DATA EXTRACT:

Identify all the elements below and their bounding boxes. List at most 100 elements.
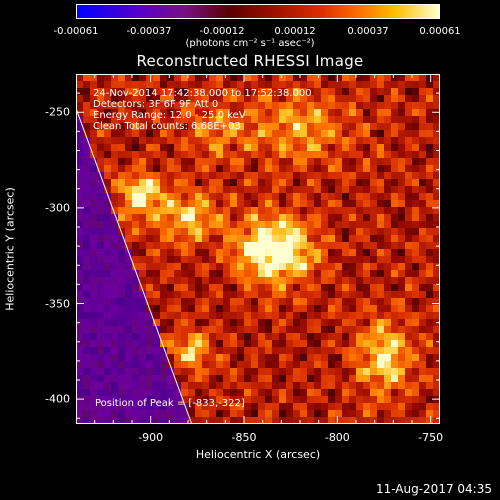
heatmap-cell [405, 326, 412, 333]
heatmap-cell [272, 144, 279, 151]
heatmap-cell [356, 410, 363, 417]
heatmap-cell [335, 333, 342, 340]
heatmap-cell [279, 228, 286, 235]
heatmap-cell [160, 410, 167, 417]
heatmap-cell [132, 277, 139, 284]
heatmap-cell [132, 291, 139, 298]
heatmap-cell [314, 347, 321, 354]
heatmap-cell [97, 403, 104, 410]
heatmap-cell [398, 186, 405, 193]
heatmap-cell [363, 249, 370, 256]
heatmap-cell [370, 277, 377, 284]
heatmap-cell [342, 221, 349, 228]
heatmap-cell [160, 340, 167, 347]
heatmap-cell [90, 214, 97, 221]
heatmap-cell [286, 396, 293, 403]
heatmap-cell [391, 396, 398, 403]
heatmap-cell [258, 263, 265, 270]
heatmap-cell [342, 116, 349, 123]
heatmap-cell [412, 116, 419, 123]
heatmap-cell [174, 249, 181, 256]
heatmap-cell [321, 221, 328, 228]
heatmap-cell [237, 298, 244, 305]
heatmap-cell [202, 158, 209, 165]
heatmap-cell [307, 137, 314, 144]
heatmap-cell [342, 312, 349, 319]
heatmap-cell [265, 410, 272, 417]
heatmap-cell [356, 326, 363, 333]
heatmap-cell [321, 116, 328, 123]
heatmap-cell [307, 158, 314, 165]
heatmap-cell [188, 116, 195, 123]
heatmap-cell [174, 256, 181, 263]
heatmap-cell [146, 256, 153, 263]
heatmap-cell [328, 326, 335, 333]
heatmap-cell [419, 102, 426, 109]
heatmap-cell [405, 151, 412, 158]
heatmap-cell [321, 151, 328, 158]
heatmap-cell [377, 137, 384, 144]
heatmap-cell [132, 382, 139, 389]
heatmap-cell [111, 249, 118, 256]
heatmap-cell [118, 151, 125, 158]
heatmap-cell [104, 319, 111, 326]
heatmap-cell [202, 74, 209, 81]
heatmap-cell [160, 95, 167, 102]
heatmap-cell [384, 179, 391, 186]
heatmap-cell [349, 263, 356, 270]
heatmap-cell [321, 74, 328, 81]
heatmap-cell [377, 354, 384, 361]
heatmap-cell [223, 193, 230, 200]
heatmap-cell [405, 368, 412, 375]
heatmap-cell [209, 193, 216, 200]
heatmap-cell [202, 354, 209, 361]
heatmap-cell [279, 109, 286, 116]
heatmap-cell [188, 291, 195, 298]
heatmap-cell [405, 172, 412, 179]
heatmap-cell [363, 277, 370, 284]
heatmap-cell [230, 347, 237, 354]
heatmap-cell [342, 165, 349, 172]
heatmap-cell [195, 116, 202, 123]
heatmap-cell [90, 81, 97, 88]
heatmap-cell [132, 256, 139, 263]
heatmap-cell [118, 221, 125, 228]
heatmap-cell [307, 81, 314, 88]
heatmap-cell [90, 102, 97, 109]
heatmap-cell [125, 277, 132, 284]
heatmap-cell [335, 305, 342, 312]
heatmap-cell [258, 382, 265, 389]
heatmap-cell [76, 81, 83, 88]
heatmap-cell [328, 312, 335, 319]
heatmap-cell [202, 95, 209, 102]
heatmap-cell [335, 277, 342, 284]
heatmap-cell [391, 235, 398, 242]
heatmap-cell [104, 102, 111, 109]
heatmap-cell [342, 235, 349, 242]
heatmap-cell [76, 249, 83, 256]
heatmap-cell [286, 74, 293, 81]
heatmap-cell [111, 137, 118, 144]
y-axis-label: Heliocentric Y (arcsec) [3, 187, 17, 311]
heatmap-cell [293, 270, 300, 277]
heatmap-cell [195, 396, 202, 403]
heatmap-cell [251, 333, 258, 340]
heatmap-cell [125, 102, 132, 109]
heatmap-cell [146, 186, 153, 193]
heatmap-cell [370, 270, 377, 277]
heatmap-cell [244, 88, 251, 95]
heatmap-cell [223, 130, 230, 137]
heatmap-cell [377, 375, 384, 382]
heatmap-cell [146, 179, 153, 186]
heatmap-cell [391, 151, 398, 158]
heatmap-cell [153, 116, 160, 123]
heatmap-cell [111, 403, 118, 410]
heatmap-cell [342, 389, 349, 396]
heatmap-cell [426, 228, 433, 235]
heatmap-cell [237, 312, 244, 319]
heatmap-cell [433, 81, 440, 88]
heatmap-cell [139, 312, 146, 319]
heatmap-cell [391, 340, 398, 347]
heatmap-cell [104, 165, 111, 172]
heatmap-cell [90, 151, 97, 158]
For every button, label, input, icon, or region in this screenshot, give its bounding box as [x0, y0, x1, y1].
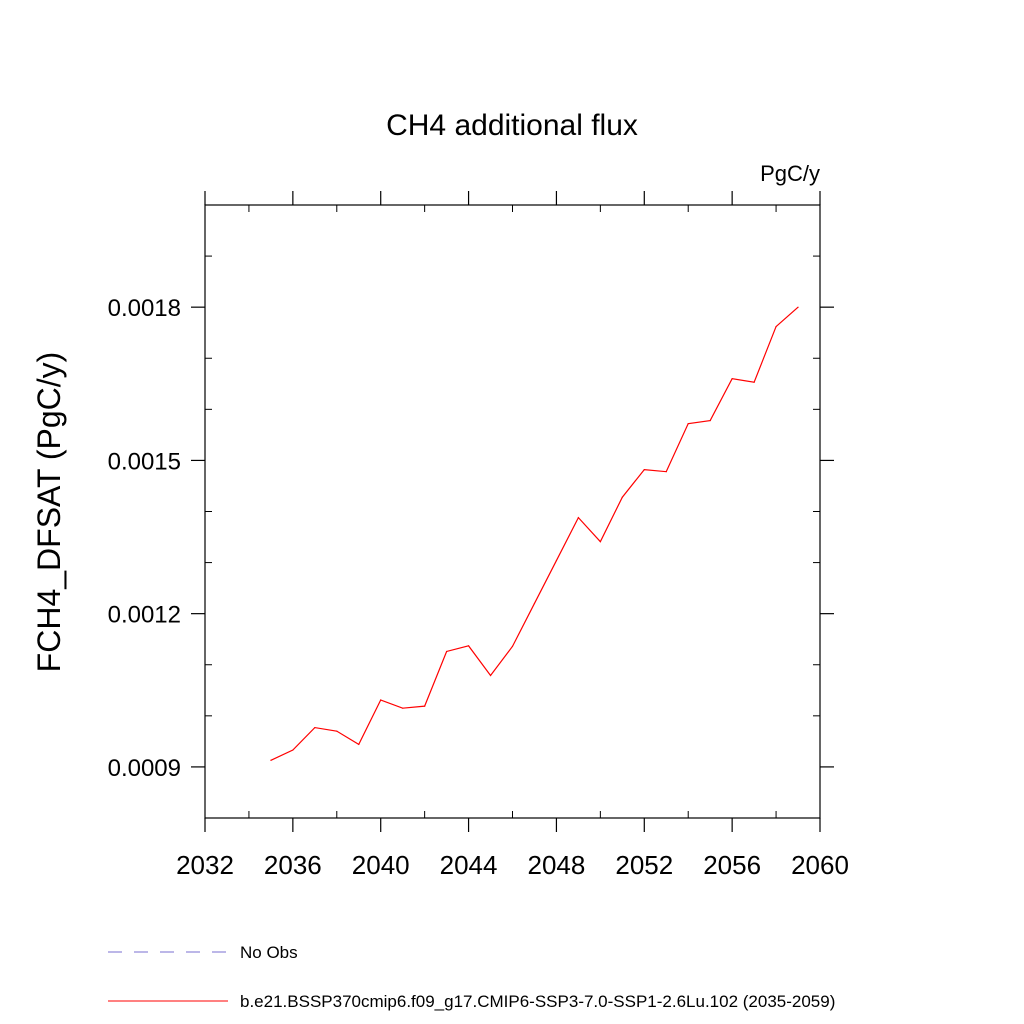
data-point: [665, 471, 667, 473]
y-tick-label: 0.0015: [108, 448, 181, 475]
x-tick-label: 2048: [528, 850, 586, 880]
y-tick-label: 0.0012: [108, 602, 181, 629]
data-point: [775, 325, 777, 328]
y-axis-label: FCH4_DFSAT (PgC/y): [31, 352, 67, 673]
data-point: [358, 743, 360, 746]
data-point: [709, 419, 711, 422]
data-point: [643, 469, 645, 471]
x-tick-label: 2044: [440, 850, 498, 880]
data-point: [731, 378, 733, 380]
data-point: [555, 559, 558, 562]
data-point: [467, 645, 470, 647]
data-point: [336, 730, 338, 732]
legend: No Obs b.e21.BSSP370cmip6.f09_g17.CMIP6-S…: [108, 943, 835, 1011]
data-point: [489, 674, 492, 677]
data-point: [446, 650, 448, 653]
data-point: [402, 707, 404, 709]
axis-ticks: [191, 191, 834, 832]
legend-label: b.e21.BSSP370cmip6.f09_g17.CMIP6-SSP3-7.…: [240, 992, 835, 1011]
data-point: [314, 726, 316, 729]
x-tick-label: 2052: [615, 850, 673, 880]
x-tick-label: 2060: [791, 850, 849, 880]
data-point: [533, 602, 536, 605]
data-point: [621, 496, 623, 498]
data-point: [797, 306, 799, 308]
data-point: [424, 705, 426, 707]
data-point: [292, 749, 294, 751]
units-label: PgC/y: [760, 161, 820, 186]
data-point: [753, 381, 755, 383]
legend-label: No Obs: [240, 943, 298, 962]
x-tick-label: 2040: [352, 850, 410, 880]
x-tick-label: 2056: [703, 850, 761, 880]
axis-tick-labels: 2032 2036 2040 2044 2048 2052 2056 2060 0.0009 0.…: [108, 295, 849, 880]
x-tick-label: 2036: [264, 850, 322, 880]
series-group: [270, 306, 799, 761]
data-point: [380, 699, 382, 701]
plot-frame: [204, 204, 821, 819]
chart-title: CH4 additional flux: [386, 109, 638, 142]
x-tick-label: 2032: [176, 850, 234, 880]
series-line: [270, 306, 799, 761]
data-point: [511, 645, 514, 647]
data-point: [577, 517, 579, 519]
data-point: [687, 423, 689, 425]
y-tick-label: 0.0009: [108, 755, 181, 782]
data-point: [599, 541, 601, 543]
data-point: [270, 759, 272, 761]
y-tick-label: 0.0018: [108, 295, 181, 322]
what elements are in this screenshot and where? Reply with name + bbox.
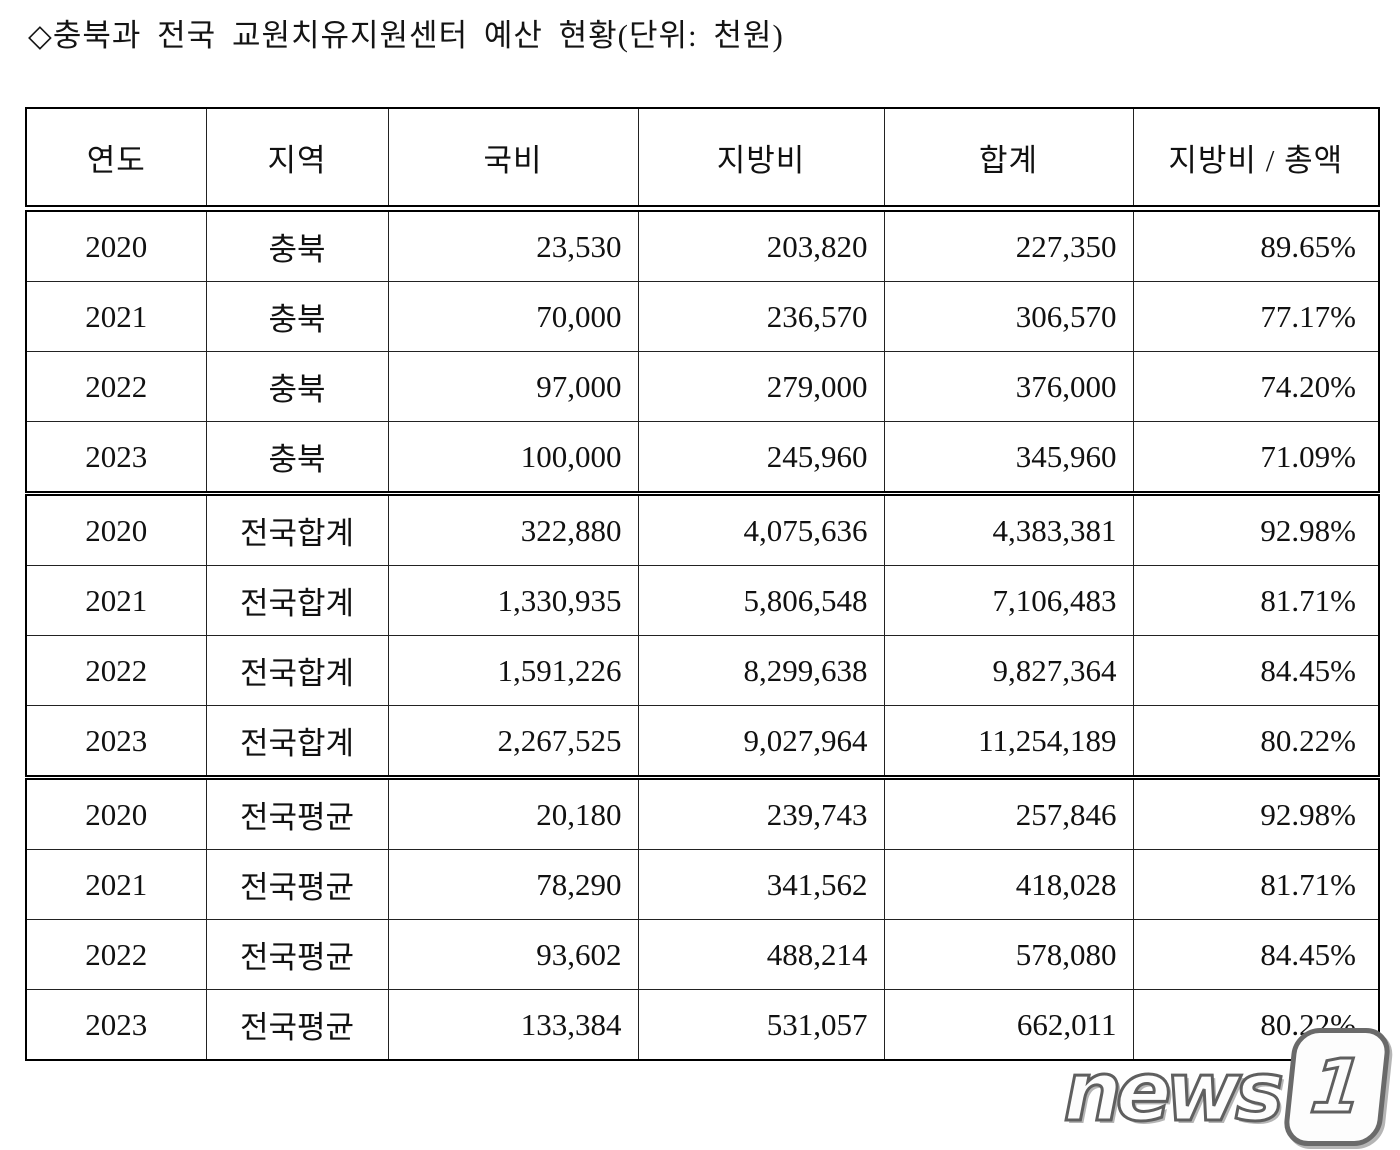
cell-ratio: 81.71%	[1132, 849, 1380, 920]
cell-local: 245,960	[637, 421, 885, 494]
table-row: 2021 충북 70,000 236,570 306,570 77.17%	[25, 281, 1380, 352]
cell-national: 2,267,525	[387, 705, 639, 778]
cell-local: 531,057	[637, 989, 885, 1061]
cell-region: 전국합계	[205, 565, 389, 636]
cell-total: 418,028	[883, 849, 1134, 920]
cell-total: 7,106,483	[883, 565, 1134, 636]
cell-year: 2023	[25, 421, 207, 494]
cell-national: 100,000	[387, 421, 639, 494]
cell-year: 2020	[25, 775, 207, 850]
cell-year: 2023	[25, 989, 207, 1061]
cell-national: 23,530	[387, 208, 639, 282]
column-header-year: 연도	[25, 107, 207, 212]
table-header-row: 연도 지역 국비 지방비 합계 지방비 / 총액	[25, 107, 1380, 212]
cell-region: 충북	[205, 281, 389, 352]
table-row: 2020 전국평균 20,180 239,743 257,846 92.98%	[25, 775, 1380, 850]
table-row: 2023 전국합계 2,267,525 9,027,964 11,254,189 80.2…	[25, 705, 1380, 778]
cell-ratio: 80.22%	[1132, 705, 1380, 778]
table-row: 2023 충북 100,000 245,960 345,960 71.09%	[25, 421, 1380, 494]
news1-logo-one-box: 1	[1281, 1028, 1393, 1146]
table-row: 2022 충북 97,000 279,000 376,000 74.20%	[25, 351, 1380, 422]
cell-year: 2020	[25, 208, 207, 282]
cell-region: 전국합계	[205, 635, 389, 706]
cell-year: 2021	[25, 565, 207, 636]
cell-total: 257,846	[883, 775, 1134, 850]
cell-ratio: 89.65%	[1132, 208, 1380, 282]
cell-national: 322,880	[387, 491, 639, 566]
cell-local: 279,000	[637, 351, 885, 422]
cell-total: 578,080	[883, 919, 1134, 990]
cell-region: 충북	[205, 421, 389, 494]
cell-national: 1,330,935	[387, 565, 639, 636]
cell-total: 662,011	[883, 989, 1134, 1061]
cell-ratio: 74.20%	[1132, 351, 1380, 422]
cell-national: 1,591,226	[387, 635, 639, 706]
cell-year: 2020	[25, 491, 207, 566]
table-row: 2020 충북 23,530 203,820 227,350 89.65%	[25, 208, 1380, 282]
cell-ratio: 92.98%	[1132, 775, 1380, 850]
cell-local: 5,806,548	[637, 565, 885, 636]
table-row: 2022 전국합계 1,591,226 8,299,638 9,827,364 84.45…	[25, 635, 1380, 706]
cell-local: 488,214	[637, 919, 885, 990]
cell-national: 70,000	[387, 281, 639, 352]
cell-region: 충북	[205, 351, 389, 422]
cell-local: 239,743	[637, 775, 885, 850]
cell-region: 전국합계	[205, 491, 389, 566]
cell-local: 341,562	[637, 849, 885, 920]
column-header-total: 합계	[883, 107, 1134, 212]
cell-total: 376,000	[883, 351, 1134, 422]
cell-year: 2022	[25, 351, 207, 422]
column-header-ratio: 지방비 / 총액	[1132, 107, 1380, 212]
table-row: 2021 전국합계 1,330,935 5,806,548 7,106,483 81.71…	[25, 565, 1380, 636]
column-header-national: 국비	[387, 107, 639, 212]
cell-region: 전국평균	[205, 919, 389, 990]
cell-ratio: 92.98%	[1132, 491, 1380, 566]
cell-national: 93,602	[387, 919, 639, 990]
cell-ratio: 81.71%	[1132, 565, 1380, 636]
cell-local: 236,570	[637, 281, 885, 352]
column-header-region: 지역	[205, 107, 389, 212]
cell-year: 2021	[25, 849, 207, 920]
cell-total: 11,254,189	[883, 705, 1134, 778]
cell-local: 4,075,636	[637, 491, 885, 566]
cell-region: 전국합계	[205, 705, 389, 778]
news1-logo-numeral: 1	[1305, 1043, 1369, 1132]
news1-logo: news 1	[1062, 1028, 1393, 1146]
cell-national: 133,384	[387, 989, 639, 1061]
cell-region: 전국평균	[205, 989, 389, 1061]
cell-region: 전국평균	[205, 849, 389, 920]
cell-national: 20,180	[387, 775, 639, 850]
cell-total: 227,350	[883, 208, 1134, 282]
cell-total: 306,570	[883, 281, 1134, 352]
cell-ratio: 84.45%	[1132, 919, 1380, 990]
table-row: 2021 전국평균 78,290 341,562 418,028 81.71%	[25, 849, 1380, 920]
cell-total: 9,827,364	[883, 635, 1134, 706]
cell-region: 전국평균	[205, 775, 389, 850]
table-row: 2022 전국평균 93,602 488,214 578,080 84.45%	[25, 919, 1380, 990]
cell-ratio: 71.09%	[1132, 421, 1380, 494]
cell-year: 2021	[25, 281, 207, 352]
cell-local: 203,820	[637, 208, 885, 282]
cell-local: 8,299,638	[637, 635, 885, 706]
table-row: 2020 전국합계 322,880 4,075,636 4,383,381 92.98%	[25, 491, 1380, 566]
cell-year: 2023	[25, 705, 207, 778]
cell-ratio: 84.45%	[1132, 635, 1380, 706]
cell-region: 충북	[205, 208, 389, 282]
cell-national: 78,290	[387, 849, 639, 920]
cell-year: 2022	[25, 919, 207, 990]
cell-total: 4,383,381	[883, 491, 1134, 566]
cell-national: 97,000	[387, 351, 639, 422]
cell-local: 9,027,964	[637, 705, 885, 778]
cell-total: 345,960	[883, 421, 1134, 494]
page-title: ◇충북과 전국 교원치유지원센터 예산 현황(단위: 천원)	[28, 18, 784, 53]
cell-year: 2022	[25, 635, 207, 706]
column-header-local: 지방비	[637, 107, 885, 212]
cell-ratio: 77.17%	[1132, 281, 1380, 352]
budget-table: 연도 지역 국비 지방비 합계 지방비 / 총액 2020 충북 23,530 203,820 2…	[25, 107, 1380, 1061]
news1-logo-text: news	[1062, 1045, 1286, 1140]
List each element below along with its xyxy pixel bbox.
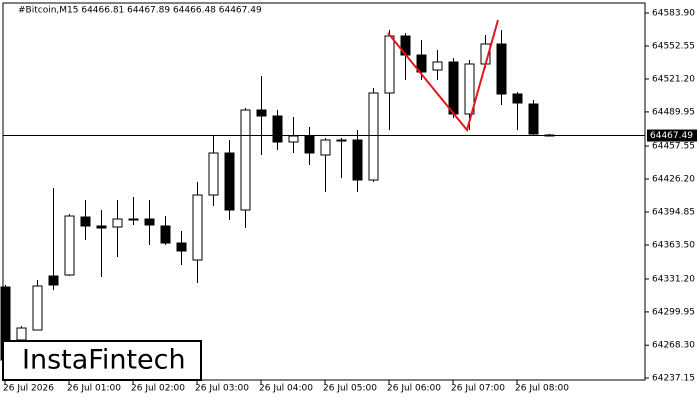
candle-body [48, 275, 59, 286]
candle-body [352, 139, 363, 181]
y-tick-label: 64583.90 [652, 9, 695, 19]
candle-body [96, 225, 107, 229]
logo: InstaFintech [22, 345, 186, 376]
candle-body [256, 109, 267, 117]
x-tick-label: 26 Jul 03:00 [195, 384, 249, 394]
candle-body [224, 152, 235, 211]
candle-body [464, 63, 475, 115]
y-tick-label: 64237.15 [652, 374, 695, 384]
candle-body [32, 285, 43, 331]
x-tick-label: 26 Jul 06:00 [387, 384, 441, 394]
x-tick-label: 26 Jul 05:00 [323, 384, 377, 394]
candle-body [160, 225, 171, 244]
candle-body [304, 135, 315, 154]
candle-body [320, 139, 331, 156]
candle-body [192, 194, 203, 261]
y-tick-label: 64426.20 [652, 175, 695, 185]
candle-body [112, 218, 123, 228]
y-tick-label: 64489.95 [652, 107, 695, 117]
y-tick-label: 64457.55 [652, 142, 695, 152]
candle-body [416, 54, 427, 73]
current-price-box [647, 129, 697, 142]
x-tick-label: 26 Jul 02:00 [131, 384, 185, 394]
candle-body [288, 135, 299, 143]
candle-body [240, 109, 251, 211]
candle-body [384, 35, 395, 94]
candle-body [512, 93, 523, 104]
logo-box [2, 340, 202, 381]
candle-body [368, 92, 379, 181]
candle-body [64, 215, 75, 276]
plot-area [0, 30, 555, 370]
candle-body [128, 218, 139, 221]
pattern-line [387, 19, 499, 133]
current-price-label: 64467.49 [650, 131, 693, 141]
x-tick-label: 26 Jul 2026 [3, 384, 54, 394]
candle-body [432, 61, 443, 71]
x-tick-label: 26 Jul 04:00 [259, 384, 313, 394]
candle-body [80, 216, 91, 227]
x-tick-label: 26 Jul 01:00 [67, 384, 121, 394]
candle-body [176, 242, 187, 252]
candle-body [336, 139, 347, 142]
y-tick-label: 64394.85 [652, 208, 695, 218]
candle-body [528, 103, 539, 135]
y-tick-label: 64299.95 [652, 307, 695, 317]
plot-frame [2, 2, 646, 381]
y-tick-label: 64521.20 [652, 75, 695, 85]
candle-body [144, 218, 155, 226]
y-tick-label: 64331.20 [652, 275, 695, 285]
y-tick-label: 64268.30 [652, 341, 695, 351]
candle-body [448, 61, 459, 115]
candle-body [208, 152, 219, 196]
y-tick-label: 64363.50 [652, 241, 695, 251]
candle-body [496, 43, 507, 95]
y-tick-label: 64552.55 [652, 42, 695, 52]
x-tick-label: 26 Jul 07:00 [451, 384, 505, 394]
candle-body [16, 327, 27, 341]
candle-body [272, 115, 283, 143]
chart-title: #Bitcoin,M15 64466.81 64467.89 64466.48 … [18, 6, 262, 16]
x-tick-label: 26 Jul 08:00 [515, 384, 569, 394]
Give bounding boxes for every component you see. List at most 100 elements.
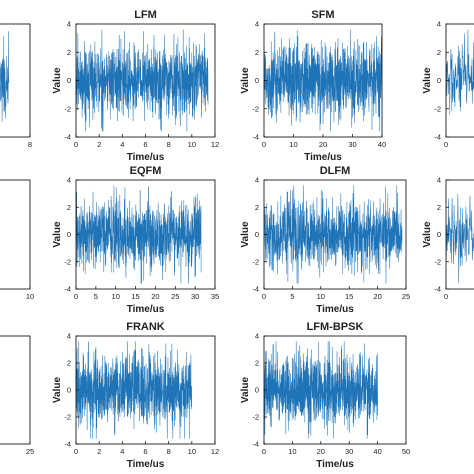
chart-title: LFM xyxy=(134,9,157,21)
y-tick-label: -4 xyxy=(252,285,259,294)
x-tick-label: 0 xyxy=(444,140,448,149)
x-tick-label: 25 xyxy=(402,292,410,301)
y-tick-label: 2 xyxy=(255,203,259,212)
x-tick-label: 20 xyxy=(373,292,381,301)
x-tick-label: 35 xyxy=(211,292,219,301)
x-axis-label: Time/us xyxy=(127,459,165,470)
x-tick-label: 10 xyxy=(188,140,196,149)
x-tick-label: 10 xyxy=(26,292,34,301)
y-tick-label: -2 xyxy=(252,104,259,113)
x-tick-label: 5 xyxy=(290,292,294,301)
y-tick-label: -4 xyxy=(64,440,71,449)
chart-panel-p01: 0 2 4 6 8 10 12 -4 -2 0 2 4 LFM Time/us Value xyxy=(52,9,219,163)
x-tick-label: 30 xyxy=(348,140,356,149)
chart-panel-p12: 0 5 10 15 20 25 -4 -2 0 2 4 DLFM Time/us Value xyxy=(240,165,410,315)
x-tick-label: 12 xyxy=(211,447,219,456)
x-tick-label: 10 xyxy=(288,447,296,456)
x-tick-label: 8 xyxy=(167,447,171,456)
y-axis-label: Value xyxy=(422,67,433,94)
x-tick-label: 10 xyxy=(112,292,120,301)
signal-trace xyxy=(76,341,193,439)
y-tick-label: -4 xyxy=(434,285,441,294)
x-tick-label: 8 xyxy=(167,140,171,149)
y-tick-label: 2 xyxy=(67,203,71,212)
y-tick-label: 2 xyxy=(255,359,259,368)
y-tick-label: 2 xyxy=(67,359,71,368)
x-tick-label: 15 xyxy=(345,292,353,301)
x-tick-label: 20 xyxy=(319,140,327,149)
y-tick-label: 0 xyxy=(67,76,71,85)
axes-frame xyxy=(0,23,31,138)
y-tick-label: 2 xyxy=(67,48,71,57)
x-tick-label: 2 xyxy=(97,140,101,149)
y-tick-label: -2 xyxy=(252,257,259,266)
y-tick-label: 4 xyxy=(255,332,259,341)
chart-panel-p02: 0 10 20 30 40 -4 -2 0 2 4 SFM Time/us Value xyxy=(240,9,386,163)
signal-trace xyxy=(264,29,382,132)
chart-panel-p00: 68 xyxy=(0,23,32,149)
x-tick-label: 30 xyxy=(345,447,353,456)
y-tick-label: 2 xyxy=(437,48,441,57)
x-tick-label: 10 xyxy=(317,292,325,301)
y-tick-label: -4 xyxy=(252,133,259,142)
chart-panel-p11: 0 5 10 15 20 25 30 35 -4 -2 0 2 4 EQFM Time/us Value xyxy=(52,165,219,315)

TASK DETAILS: Please recast as a Markdown table the lines starting at the one that has "candle-body [48, 275, 59, 286]" and ending after the one that has "x-tick-label: 26 Jul 06:00". Use a "Row" column for the row number and an "Entry" column for the line, and leave out any blank lines.

COMPLETED TASK:
| Row | Entry |
|---|---|
| 1 | candle-body [48, 275, 59, 286] |
| 2 | candle-body [352, 139, 363, 181] |
| 3 | y-tick-label: 64583.90 [652, 9, 695, 19] |
| 4 | candle-body [96, 225, 107, 229] |
| 5 | logo: InstaFintech [22, 345, 186, 376] |
| 6 | candle-body [256, 109, 267, 117] |
| 7 | x-tick-label: 26 Jul 03:00 [195, 384, 249, 394] |
| 8 | candle-body [224, 152, 235, 211] |
| 9 | candle-body [464, 63, 475, 115] |
| 10 | y-tick-label: 64237.15 [652, 374, 695, 384] |
| 11 | candle-body [32, 285, 43, 331] |
| 12 | x-tick-label: 26 Jul 06:00 [387, 384, 441, 394] |